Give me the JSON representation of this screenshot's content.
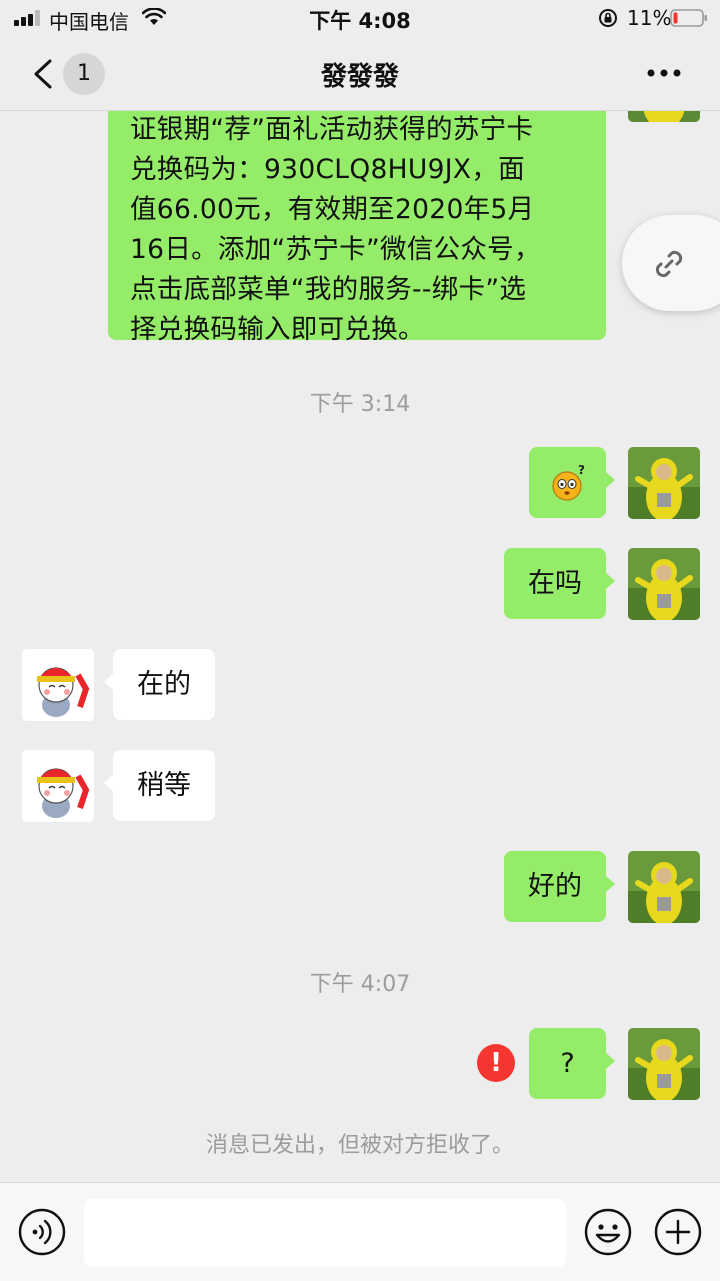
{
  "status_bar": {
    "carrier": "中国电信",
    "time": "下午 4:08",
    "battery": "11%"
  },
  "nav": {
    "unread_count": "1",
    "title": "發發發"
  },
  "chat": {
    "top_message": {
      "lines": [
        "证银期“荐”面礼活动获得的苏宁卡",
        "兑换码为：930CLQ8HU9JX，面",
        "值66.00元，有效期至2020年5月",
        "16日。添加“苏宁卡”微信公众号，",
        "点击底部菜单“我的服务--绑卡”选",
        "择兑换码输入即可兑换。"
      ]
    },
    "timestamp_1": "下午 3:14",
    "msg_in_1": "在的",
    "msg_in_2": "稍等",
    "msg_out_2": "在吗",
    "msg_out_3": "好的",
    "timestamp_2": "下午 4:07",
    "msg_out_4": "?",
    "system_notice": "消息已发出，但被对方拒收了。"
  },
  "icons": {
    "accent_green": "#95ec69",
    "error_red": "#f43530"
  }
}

+ + + + +

▶ Aim of the task
Copy each line of the records precisely and drop any images they hold.

▶ Task response
Give me the JSON representation of this screenshot's content.
{
  "status_bar": {
    "carrier": "中国电信",
    "time": "下午 4:08",
    "battery": "11%"
  },
  "nav": {
    "unread_count": "1",
    "title": "發發發"
  },
  "chat": {
    "top_message": {
      "lines": [
        "证银期“荐”面礼活动获得的苏宁卡",
        "兑换码为：930CLQ8HU9JX，面",
        "值66.00元，有效期至2020年5月",
        "16日。添加“苏宁卡”微信公众号，",
        "点击底部菜单“我的服务--绑卡”选",
        "择兑换码输入即可兑换。"
      ]
    },
    "timestamp_1": "下午 3:14",
    "msg_in_1": "在的",
    "msg_in_2": "稍等",
    "msg_out_2": "在吗",
    "msg_out_3": "好的",
    "timestamp_2": "下午 4:07",
    "msg_out_4": "?",
    "system_notice": "消息已发出，但被对方拒收了。"
  },
  "icons": {
    "accent_green": "#95ec69",
    "error_red": "#f43530"
  }
}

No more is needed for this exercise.